(WRITTEN REQUEST) In the records below, the line that contains "Parse this screenshot: output" marks the start. Copy it and each line after it through the end, exactly, without pictures.

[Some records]
******************************
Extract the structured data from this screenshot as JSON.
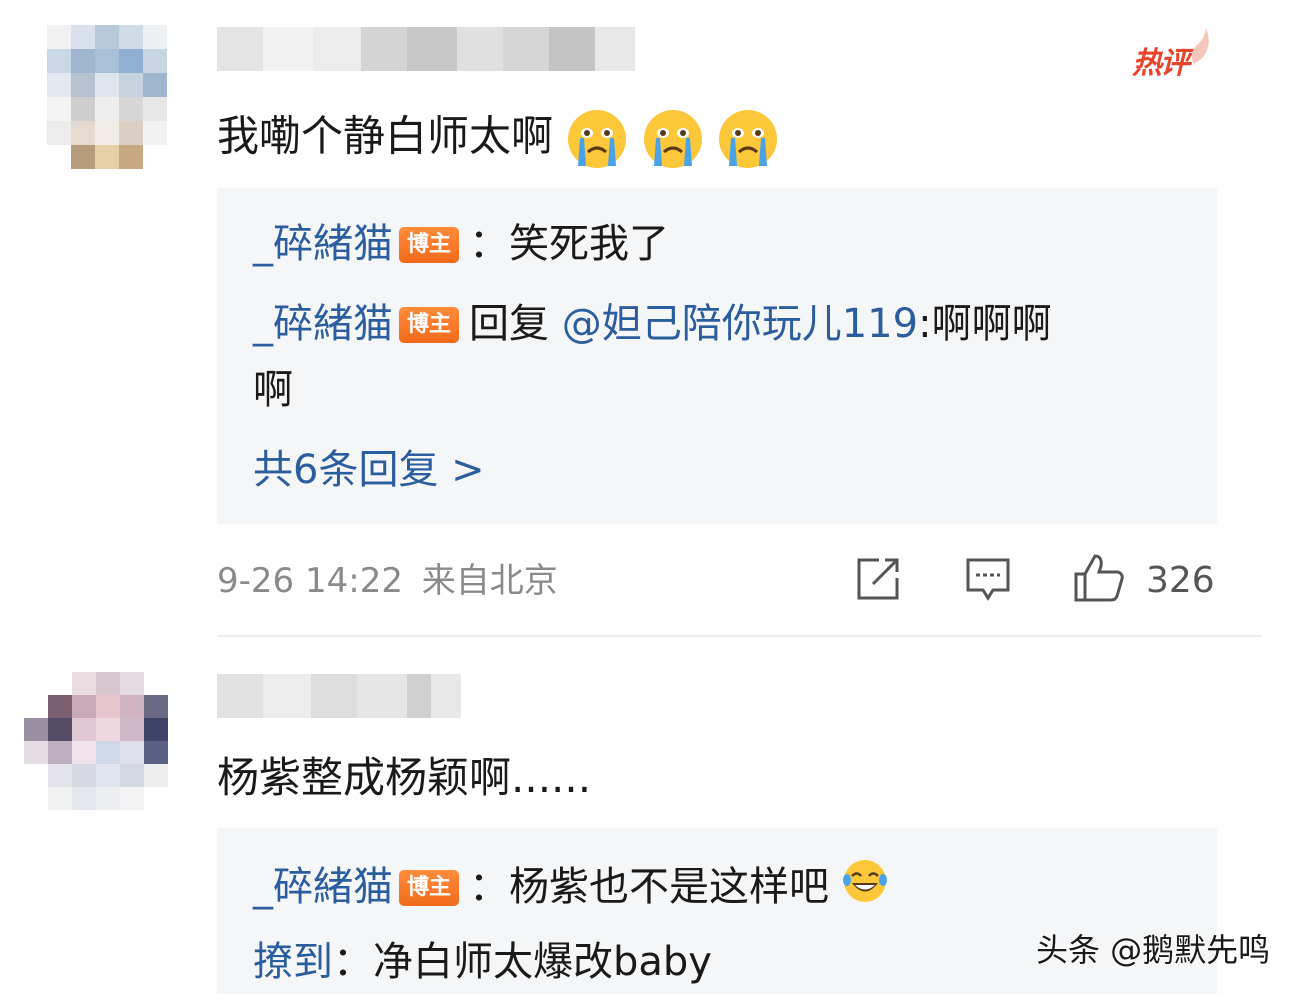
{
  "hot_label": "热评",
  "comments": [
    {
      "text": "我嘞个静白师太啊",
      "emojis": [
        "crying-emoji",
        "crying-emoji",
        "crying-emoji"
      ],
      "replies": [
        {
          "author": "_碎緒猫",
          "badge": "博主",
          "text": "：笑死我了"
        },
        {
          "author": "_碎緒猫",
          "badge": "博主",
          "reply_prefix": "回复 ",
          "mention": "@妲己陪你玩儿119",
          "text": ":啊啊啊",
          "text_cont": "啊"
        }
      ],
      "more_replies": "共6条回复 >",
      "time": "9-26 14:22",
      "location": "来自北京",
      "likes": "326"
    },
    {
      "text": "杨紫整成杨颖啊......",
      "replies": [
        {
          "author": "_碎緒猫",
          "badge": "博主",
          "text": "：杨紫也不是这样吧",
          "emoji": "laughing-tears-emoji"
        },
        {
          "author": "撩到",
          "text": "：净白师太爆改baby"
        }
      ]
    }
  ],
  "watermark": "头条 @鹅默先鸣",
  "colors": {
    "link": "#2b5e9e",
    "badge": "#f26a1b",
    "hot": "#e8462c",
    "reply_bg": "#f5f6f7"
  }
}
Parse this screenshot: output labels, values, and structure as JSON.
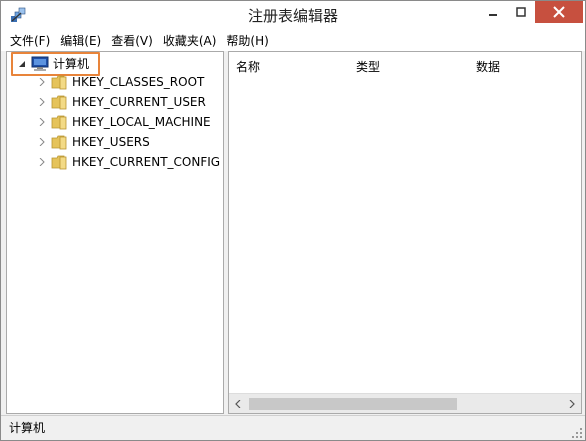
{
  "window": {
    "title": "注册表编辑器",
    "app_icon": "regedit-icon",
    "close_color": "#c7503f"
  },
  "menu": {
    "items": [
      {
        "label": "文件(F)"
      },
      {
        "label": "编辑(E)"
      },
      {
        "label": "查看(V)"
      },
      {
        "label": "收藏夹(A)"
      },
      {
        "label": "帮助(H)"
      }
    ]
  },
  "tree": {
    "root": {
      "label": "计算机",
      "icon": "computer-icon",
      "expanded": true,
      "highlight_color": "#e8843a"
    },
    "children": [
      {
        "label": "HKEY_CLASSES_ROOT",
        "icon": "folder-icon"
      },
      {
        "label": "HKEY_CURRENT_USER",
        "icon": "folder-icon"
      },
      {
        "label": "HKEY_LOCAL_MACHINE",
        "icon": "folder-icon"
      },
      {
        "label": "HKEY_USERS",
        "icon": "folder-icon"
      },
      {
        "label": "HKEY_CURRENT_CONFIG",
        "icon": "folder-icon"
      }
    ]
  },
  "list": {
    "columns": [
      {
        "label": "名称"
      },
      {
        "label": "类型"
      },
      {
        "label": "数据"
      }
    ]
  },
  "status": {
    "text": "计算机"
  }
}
******************************
(FULL RESPONSE)
Parse this screenshot: output labels, values, and structure as JSON.
{
  "window": {
    "title": "注册表编辑器",
    "app_icon": "regedit-icon",
    "close_color": "#c7503f"
  },
  "menu": {
    "items": [
      {
        "label": "文件(F)"
      },
      {
        "label": "编辑(E)"
      },
      {
        "label": "查看(V)"
      },
      {
        "label": "收藏夹(A)"
      },
      {
        "label": "帮助(H)"
      }
    ]
  },
  "tree": {
    "root": {
      "label": "计算机",
      "icon": "computer-icon",
      "expanded": true,
      "highlight_color": "#e8843a"
    },
    "children": [
      {
        "label": "HKEY_CLASSES_ROOT",
        "icon": "folder-icon"
      },
      {
        "label": "HKEY_CURRENT_USER",
        "icon": "folder-icon"
      },
      {
        "label": "HKEY_LOCAL_MACHINE",
        "icon": "folder-icon"
      },
      {
        "label": "HKEY_USERS",
        "icon": "folder-icon"
      },
      {
        "label": "HKEY_CURRENT_CONFIG",
        "icon": "folder-icon"
      }
    ]
  },
  "list": {
    "columns": [
      {
        "label": "名称"
      },
      {
        "label": "类型"
      },
      {
        "label": "数据"
      }
    ]
  },
  "status": {
    "text": "计算机"
  }
}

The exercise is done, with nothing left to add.